— START —
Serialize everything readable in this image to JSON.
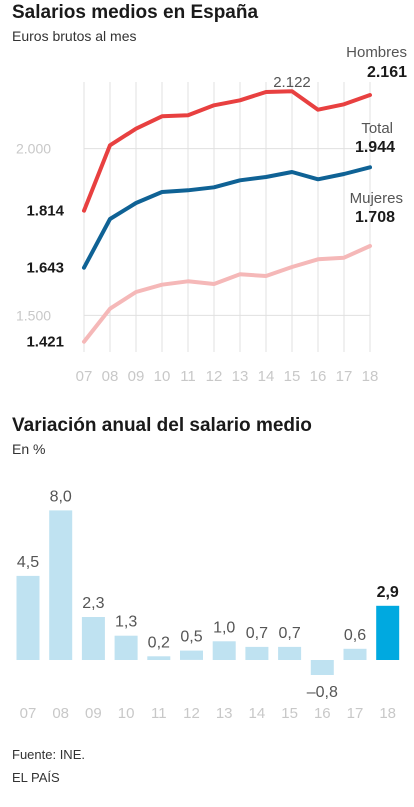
{
  "line_chart": {
    "title": "Salarios medios en España",
    "subtitle": "Euros brutos al mes"
  },
  "bar_chart": {
    "title": "Variación anual del salario medio",
    "subtitle": "En %"
  },
  "footer": {
    "source": "Fuente: INE.",
    "brand": "EL PAÍS"
  },
  "chart_data": [
    {
      "type": "line",
      "title": "Salarios medios en España",
      "subtitle": "Euros brutos al mes",
      "x": [
        "07",
        "08",
        "09",
        "10",
        "11",
        "12",
        "13",
        "14",
        "15",
        "16",
        "17",
        "18"
      ],
      "yticks": [
        1500,
        2000
      ],
      "ytick_labels": [
        "1.500",
        "2.000"
      ],
      "ylim": [
        1390,
        2200
      ],
      "grid": true,
      "series": [
        {
          "name": "Hombres",
          "color": "#e84040",
          "values": [
            1814,
            2010,
            2060,
            2097,
            2100,
            2130,
            2145,
            2170,
            2172,
            2117,
            2133,
            2161
          ]
        },
        {
          "name": "Total",
          "color": "#0f6295",
          "values": [
            1643,
            1789,
            1837,
            1870,
            1875,
            1884,
            1905,
            1915,
            1930,
            1908,
            1924,
            1944
          ]
        },
        {
          "name": "Mujeres",
          "color": "#f5b8b8",
          "values": [
            1421,
            1520,
            1570,
            1592,
            1602,
            1594,
            1623,
            1618,
            1645,
            1668,
            1673,
            1708
          ]
        }
      ],
      "labels": [
        {
          "text": "1.814",
          "bold": true
        },
        {
          "text": "1.643",
          "bold": true
        },
        {
          "text": "1.421",
          "bold": true
        },
        {
          "text": "2.122",
          "bold": false
        },
        {
          "text": "Hombres",
          "bold": false
        },
        {
          "text": "2.161",
          "bold": true
        },
        {
          "text": "Total",
          "bold": false
        },
        {
          "text": "1.944",
          "bold": true
        },
        {
          "text": "Mujeres",
          "bold": false
        },
        {
          "text": "1.708",
          "bold": true
        }
      ]
    },
    {
      "type": "bar",
      "title": "Variación anual del salario medio",
      "subtitle": "En %",
      "categories": [
        "07",
        "08",
        "09",
        "10",
        "11",
        "12",
        "13",
        "14",
        "15",
        "16",
        "17",
        "18"
      ],
      "values": [
        4.5,
        8.0,
        2.3,
        1.3,
        0.2,
        0.5,
        1.0,
        0.7,
        0.7,
        -0.8,
        0.6,
        2.9
      ],
      "value_labels": [
        "4,5",
        "8,0",
        "2,3",
        "1,3",
        "0,2",
        "0,5",
        "1,0",
        "0,7",
        "0,7",
        "–0,8",
        "0,6",
        "2,9"
      ],
      "highlight_index": 11,
      "colors": {
        "bar": "#bfe2f1",
        "highlight": "#00a9e0"
      }
    }
  ]
}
— END —
-- Goal of the exercise --
Give the number of lines where the string "Euros" occurs, without any further text.

-- The response --
2